(What needs to be done)
Please determine how many lines of the material include the word "page", and respond with nothing but that number.

• • • • •

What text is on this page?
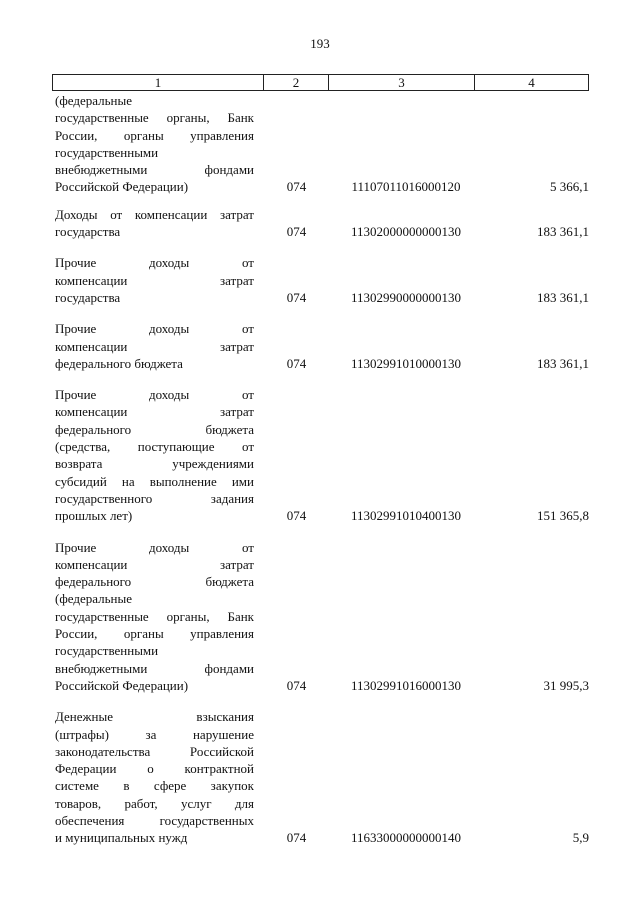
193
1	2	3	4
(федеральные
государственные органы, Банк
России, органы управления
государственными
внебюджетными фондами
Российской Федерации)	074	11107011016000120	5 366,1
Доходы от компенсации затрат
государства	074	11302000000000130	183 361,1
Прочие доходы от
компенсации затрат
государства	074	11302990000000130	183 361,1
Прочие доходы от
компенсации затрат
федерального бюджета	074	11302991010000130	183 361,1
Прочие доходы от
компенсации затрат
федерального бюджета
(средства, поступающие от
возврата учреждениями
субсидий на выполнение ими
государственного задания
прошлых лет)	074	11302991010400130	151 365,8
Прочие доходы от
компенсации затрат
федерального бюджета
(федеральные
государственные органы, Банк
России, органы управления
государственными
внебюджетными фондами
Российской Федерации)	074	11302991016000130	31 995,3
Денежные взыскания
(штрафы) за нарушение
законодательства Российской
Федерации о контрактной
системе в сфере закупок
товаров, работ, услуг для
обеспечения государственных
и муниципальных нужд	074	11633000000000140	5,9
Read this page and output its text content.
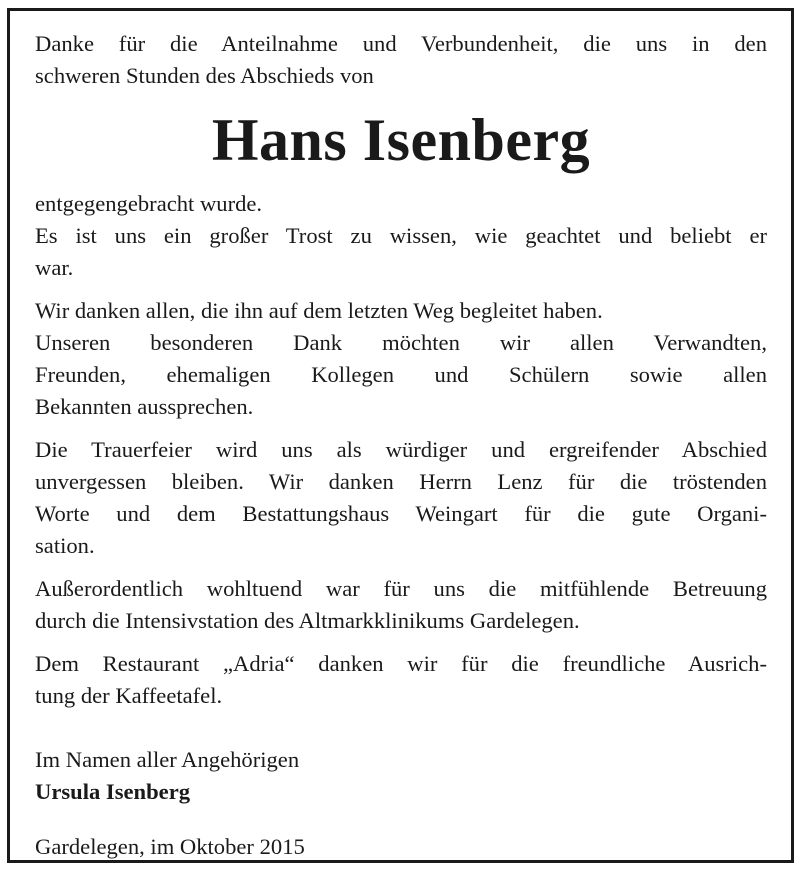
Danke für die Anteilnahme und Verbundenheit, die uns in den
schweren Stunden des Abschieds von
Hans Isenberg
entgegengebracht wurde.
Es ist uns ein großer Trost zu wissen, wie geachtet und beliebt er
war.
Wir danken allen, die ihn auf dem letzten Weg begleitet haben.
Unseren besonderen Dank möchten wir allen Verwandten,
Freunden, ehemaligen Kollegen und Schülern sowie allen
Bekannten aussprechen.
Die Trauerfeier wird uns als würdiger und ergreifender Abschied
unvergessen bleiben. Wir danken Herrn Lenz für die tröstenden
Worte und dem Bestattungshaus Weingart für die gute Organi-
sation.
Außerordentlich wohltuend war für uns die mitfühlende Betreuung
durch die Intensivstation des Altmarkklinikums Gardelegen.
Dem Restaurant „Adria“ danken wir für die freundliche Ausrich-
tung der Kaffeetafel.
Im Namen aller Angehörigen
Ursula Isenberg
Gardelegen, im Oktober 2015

• • • • •

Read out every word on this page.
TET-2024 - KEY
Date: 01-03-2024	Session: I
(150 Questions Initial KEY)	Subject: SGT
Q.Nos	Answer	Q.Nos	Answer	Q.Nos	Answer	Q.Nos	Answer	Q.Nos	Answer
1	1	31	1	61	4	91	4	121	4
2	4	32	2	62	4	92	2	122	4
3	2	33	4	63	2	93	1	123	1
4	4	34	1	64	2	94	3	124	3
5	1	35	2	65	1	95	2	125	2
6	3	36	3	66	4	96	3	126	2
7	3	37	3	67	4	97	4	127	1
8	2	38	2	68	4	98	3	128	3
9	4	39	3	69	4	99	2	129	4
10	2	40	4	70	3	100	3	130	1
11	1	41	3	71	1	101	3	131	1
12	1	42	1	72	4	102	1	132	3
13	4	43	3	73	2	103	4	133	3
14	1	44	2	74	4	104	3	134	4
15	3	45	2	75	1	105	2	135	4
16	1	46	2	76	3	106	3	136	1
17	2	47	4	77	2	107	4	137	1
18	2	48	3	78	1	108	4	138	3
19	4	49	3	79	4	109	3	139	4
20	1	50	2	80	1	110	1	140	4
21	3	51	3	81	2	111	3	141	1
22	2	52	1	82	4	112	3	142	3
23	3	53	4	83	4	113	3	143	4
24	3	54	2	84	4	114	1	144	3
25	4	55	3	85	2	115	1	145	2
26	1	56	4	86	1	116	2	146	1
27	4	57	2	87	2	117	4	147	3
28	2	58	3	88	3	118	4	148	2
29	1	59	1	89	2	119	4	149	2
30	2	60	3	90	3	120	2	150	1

• • • • •

(The result)
3